** start of The input **

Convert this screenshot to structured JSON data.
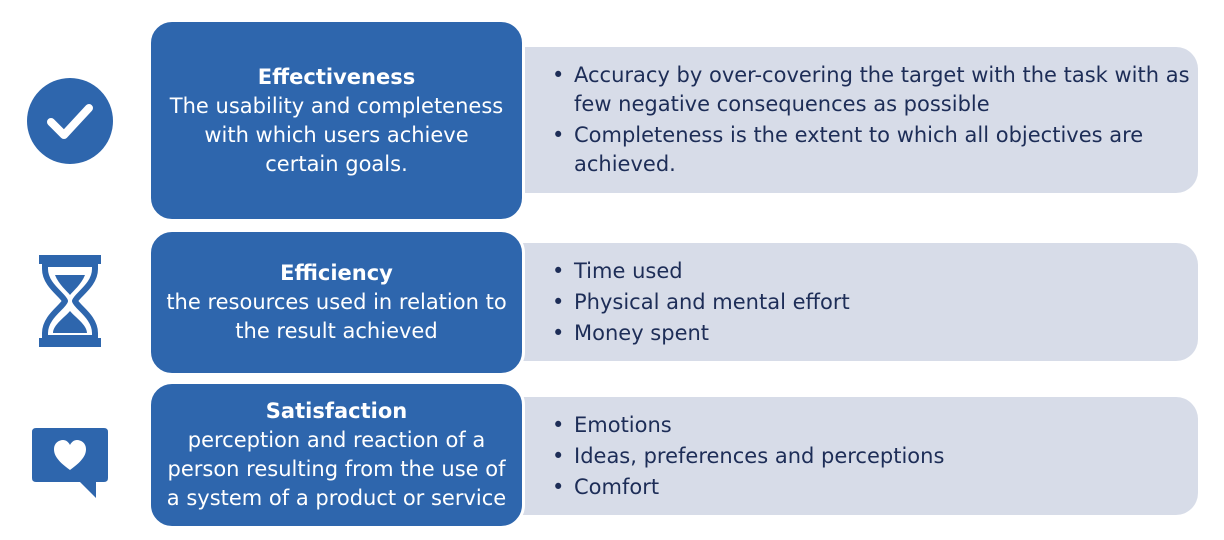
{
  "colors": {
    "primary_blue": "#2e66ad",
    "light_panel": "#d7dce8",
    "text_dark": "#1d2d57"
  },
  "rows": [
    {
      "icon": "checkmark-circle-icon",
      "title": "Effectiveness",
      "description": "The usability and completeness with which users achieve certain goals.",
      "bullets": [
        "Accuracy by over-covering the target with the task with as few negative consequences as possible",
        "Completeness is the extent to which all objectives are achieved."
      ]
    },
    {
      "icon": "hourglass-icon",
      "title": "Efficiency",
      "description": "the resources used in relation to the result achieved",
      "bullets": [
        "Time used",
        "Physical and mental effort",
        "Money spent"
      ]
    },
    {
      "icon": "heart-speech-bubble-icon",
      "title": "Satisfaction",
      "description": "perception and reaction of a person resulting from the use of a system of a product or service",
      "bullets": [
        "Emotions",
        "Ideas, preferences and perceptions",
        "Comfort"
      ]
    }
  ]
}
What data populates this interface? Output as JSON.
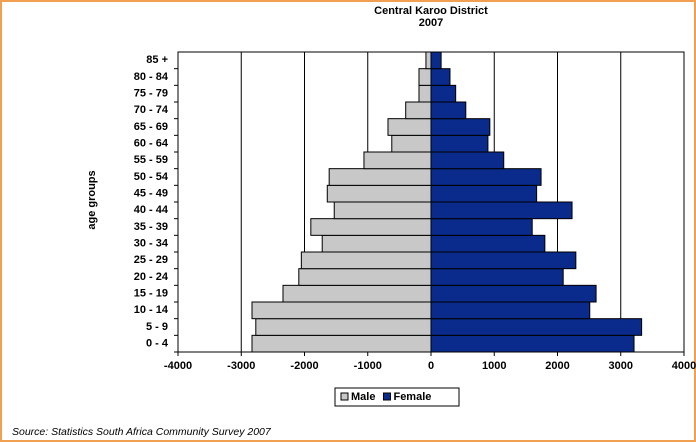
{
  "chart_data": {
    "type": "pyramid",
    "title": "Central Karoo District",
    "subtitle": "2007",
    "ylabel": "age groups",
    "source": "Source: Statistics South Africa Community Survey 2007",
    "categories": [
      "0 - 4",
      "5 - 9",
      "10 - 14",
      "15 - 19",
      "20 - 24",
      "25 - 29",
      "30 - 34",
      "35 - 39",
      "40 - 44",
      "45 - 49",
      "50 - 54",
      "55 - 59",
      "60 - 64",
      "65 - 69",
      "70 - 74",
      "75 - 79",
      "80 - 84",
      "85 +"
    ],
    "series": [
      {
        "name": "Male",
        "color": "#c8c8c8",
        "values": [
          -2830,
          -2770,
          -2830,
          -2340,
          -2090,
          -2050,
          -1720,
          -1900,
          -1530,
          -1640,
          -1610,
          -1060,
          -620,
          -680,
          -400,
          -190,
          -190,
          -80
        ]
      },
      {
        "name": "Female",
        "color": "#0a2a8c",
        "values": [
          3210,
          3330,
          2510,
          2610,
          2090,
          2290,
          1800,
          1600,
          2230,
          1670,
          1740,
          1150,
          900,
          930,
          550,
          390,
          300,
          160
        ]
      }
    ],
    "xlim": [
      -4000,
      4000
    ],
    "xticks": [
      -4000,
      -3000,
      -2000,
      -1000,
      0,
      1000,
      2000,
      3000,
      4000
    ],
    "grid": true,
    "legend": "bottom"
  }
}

** end of The input **

▶ _Written exercise_: Copy all of the entries verbatim, leaving out any pictures they contain.

▶ _Final result_:
Convert this screenshot to structured JSON data.
{
  "colors": {
    "primary_blue": "#2e66ad",
    "light_panel": "#d7dce8",
    "text_dark": "#1d2d57"
  },
  "rows": [
    {
      "icon": "checkmark-circle-icon",
      "title": "Effectiveness",
      "description": "The usability and completeness with which users achieve certain goals.",
      "bullets": [
        "Accuracy by over-covering the target with the task with as few negative consequences as possible",
        "Completeness is the extent to which all objectives are achieved."
      ]
    },
    {
      "icon": "hourglass-icon",
      "title": "Efficiency",
      "description": "the resources used in relation to the result achieved",
      "bullets": [
        "Time used",
        "Physical and mental effort",
        "Money spent"
      ]
    },
    {
      "icon": "heart-speech-bubble-icon",
      "title": "Satisfaction",
      "description": "perception and reaction of a person resulting from the use of a system of a product or service",
      "bullets": [
        "Emotions",
        "Ideas, preferences and perceptions",
        "Comfort"
      ]
    }
  ]
}
What data populates this interface? Output as JSON.
{
  "chart_data": {
    "type": "pyramid",
    "title": "Central Karoo District",
    "subtitle": "2007",
    "ylabel": "age groups",
    "source": "Source: Statistics South Africa Community Survey 2007",
    "categories": [
      "0 - 4",
      "5 - 9",
      "10 - 14",
      "15 - 19",
      "20 - 24",
      "25 - 29",
      "30 - 34",
      "35 - 39",
      "40 - 44",
      "45 - 49",
      "50 - 54",
      "55 - 59",
      "60 - 64",
      "65 - 69",
      "70 - 74",
      "75 - 79",
      "80 - 84",
      "85 +"
    ],
    "series": [
      {
        "name": "Male",
        "color": "#c8c8c8",
        "values": [
          -2830,
          -2770,
          -2830,
          -2340,
          -2090,
          -2050,
          -1720,
          -1900,
          -1530,
          -1640,
          -1610,
          -1060,
          -620,
          -680,
          -400,
          -190,
          -190,
          -80
        ]
      },
      {
        "name": "Female",
        "color": "#0a2a8c",
        "values": [
          3210,
          3330,
          2510,
          2610,
          2090,
          2290,
          1800,
          1600,
          2230,
          1670,
          1740,
          1150,
          900,
          930,
          550,
          390,
          300,
          160
        ]
      }
    ],
    "xlim": [
      -4000,
      4000
    ],
    "xticks": [
      -4000,
      -3000,
      -2000,
      -1000,
      0,
      1000,
      2000,
      3000,
      4000
    ],
    "grid": true,
    "legend": "bottom"
  }
}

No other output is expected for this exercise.